(Stored items from a collection)
------------------------
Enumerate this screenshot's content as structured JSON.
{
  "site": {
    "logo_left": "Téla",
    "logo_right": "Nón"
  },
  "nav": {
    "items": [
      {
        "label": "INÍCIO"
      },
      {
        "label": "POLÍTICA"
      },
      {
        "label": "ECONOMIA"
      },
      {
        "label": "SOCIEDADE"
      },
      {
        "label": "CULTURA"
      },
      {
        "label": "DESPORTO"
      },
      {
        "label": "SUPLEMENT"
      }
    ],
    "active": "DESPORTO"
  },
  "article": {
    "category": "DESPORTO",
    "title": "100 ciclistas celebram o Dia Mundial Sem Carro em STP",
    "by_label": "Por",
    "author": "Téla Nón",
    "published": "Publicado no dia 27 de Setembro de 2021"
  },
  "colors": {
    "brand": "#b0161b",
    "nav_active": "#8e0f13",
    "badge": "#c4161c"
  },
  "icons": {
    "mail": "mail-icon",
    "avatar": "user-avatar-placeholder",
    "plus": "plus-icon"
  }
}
------------------------
=== Set exercise ===
Copy out every line where the word "DESPORTO" occurs.

=== Answer below ===
        "label": "DESPORTO"
    "active": "DESPORTO"
    "category": "DESPORTO",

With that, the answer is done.